[Stored dataset items]

========================================

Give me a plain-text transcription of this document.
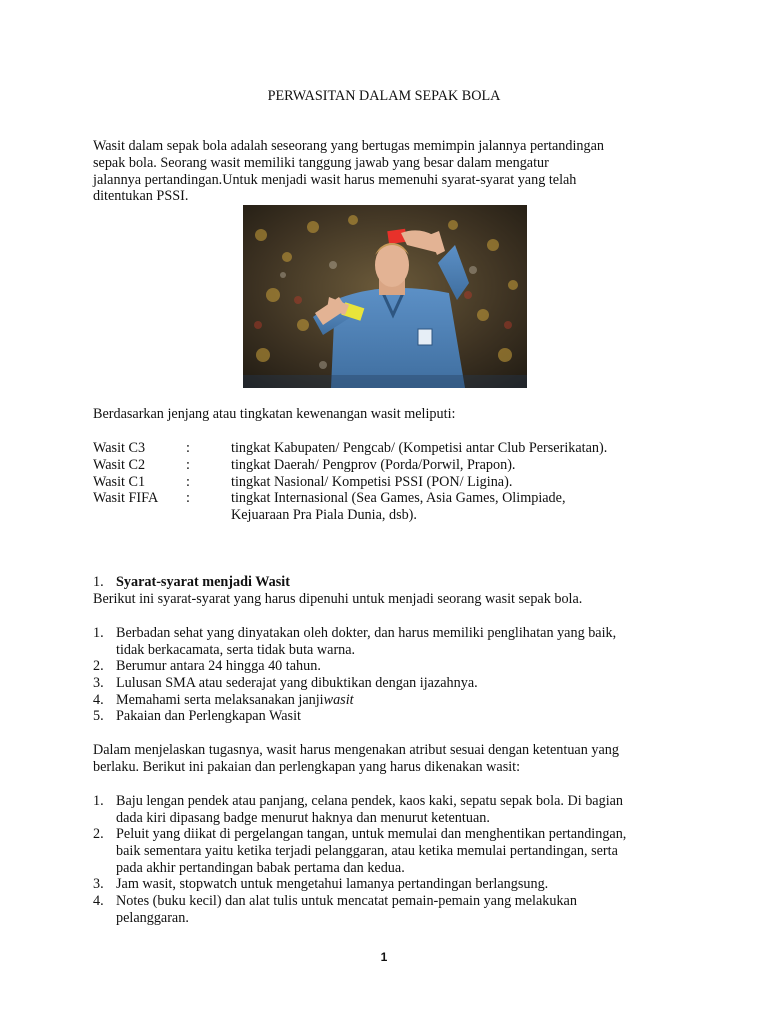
PERWASITAN DALAM SEPAK BOLA
Wasit dalam sepak bola adalah seseorang yang bertugas memimpin jalannya pertandingan
sepak bola. Seorang wasit memiliki tanggung jawab yang besar dalam mengatur
jalannya pertandingan.Untuk menjadi wasit harus memenuhi syarat-syarat yang telah
ditentukan PSSI.
Berdasarkan jenjang atau tingkatan kewenangan wasit meliputi:
Wasit C3	:	tingkat Kabupaten/ Pengcab/ (Kompetisi antar Club Perserikatan).
Wasit C2	:	tingkat Daerah/ Pengprov (Porda/Porwil, Prapon).
Wasit C1	:	tingkat Nasional/ Kompetisi PSSI (PON/ Ligina).
Wasit FIFA	:	tingkat Internasional (Sea Games, Asia Games, Olimpiade,
Kejuaraan Pra Piala Dunia, dsb).
1. Syarat-syarat menjadi Wasit
Berikut ini syarat-syarat yang harus dipenuhi untuk menjadi seorang wasit sepak bola.
1. Berbadan sehat yang dinyatakan oleh dokter, dan harus memiliki penglihatan yang baik,
tidak berkacamata, serta tidak buta warna.
2. Berumur antara 24 hingga 40 tahun.
3. Lulusan SMA atau sederajat yang dibuktikan dengan ijazahnya.
4. Memahami serta melaksanakan janjiwasit
5. Pakaian dan Perlengkapan Wasit
Dalam menjelaskan tugasnya, wasit harus mengenakan atribut sesuai dengan ketentuan yang
berlaku. Berikut ini pakaian dan perlengkapan yang harus dikenakan wasit:
1. Baju lengan pendek atau panjang, celana pendek, kaos kaki, sepatu sepak bola. Di bagian
dada kiri dipasang badge menurut haknya dan menurut ketentuan.
2. Peluit yang diikat di pergelangan tangan, untuk memulai dan menghentikan pertandingan,
baik sementara yaitu ketika terjadi pelanggaran, atau ketika memulai pertandingan, serta
pada akhir pertandingan babak pertama dan kedua.
3. Jam wasit, stopwatch untuk mengetahui lamanya pertandingan berlangsung.
4. Notes (buku kecil) dan alat tulis untuk mencatat pemain-pemain yang melakukan
pelanggaran.
1
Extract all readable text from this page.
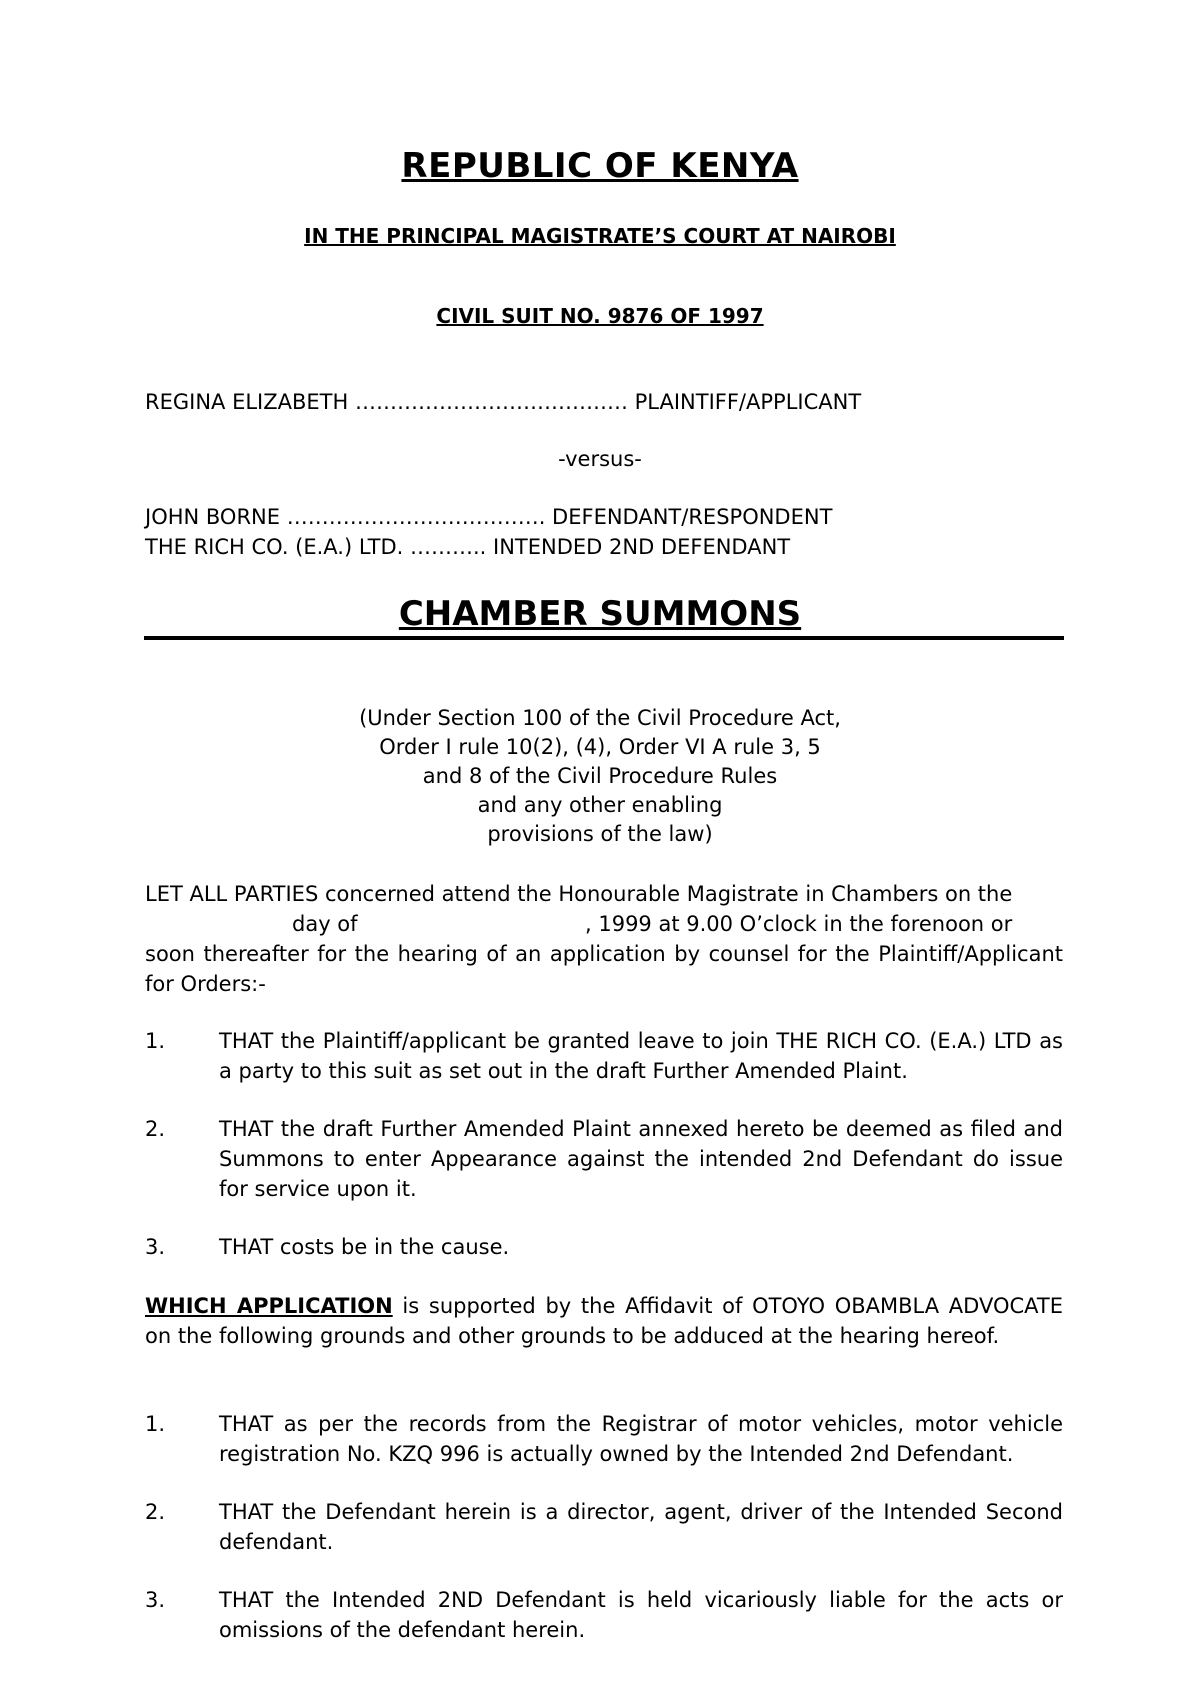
REPUBLIC OF KENYA
IN THE PRINCIPAL MAGISTRATE’S COURT AT NAIROBI
CIVIL SUIT NO. 9876 OF 1997
REGINA ELIZABETH ………………………………… PLAINTIFF/APPLICANT
-versus-
JOHN BORNE ………………………………. DEFENDANT/RESPONDENT
THE RICH CO. (E.A.) LTD. ……….. INTENDED 2ND DEFENDANT
CHAMBER SUMMONS
(Under Section 100 of the Civil Procedure Act,
Order I rule 10(2), (4), Order VI A rule 3, 5
and 8 of the Civil Procedure Rules
and any other enabling
provisions of the law)
LET ALL PARTIES concerned attend the Honourable Magistrate in Chambers on the
day of	, 1999 at 9.00 O’clock in the forenoon or
soon thereafter for the hearing of an application by counsel for the Plaintiff/Applicant for Orders:-
1.	THAT the Plaintiff/applicant be granted leave to join THE RICH CO. (E.A.) LTD as a party to this suit as set out in the draft Further Amended Plaint.
2.	THAT the draft Further Amended Plaint annexed hereto be deemed as filed and Summons to enter Appearance against the intended 2nd Defendant do issue for service upon it.
3.	THAT costs be in the cause.
WHICH APPLICATION is supported by the Affidavit of OTOYO OBAMBLA ADVOCATE on the following grounds and other grounds to be adduced at the hearing hereof.
1.	THAT as per the records from the Registrar of motor vehicles, motor vehicle registration No. KZQ 996 is actually owned by the Intended 2nd Defendant.
2.	THAT the Defendant herein is a director, agent, driver of the Intended Second defendant.
3.	THAT the Intended 2ND Defendant is held vicariously liable for the acts or omissions of the defendant herein.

========================================

■ **DO THIS**: All records must be output exactly as they are, except for the pictures, which are left out.

■ **PROBLEM SOLUTION**:
Give me a plain-text transcription of this document.
PERWASITAN DALAM SEPAK BOLA
Wasit dalam sepak bola adalah seseorang yang bertugas memimpin jalannya pertandingan
sepak bola. Seorang wasit memiliki tanggung jawab yang besar dalam mengatur
jalannya pertandingan.Untuk menjadi wasit harus memenuhi syarat-syarat yang telah
ditentukan PSSI.
Berdasarkan jenjang atau tingkatan kewenangan wasit meliputi:
Wasit C3	:	tingkat Kabupaten/ Pengcab/ (Kompetisi antar Club Perserikatan).
Wasit C2	:	tingkat Daerah/ Pengprov (Porda/Porwil, Prapon).
Wasit C1	:	tingkat Nasional/ Kompetisi PSSI (PON/ Ligina).
Wasit FIFA	:	tingkat Internasional (Sea Games, Asia Games, Olimpiade,
Kejuaraan Pra Piala Dunia, dsb).
1. Syarat-syarat menjadi Wasit
Berikut ini syarat-syarat yang harus dipenuhi untuk menjadi seorang wasit sepak bola.
1. Berbadan sehat yang dinyatakan oleh dokter, dan harus memiliki penglihatan yang baik,
tidak berkacamata, serta tidak buta warna.
2. Berumur antara 24 hingga 40 tahun.
3. Lulusan SMA atau sederajat yang dibuktikan dengan ijazahnya.
4. Memahami serta melaksanakan janjiwasit
5. Pakaian dan Perlengkapan Wasit
Dalam menjelaskan tugasnya, wasit harus mengenakan atribut sesuai dengan ketentuan yang
berlaku. Berikut ini pakaian dan perlengkapan yang harus dikenakan wasit:
1. Baju lengan pendek atau panjang, celana pendek, kaos kaki, sepatu sepak bola. Di bagian
dada kiri dipasang badge menurut haknya dan menurut ketentuan.
2. Peluit yang diikat di pergelangan tangan, untuk memulai dan menghentikan pertandingan,
baik sementara yaitu ketika terjadi pelanggaran, atau ketika memulai pertandingan, serta
pada akhir pertandingan babak pertama dan kedua.
3. Jam wasit, stopwatch untuk mengetahui lamanya pertandingan berlangsung.
4. Notes (buku kecil) dan alat tulis untuk mencatat pemain-pemain yang melakukan
pelanggaran.
1
Extract all readable text from this page.
REPUBLIC OF KENYA
IN THE PRINCIPAL MAGISTRATE’S COURT AT NAIROBI
CIVIL SUIT NO. 9876 OF 1997
REGINA ELIZABETH ………………………………… PLAINTIFF/APPLICANT
-versus-
JOHN BORNE ………………………………. DEFENDANT/RESPONDENT
THE RICH CO. (E.A.) LTD. ……….. INTENDED 2ND DEFENDANT
CHAMBER SUMMONS
(Under Section 100 of the Civil Procedure Act,
Order I rule 10(2), (4), Order VI A rule 3, 5
and 8 of the Civil Procedure Rules
and any other enabling
provisions of the law)
LET ALL PARTIES concerned attend the Honourable Magistrate in Chambers on the
day of	, 1999 at 9.00 O’clock in the forenoon or
soon thereafter for the hearing of an application by counsel for the Plaintiff/Applicant for Orders:-
1.	THAT the Plaintiff/applicant be granted leave to join THE RICH CO. (E.A.) LTD as a party to this suit as set out in the draft Further Amended Plaint.
2.	THAT the draft Further Amended Plaint annexed hereto be deemed as filed and Summons to enter Appearance against the intended 2nd Defendant do issue for service upon it.
3.	THAT costs be in the cause.
WHICH APPLICATION is supported by the Affidavit of OTOYO OBAMBLA ADVOCATE on the following grounds and other grounds to be adduced at the hearing hereof.
1.	THAT as per the records from the Registrar of motor vehicles, motor vehicle registration No. KZQ 996 is actually owned by the Intended 2nd Defendant.
2.	THAT the Defendant herein is a director, agent, driver of the Intended Second defendant.
3.	THAT the Intended 2ND Defendant is held vicariously liable for the acts or omissions of the defendant herein.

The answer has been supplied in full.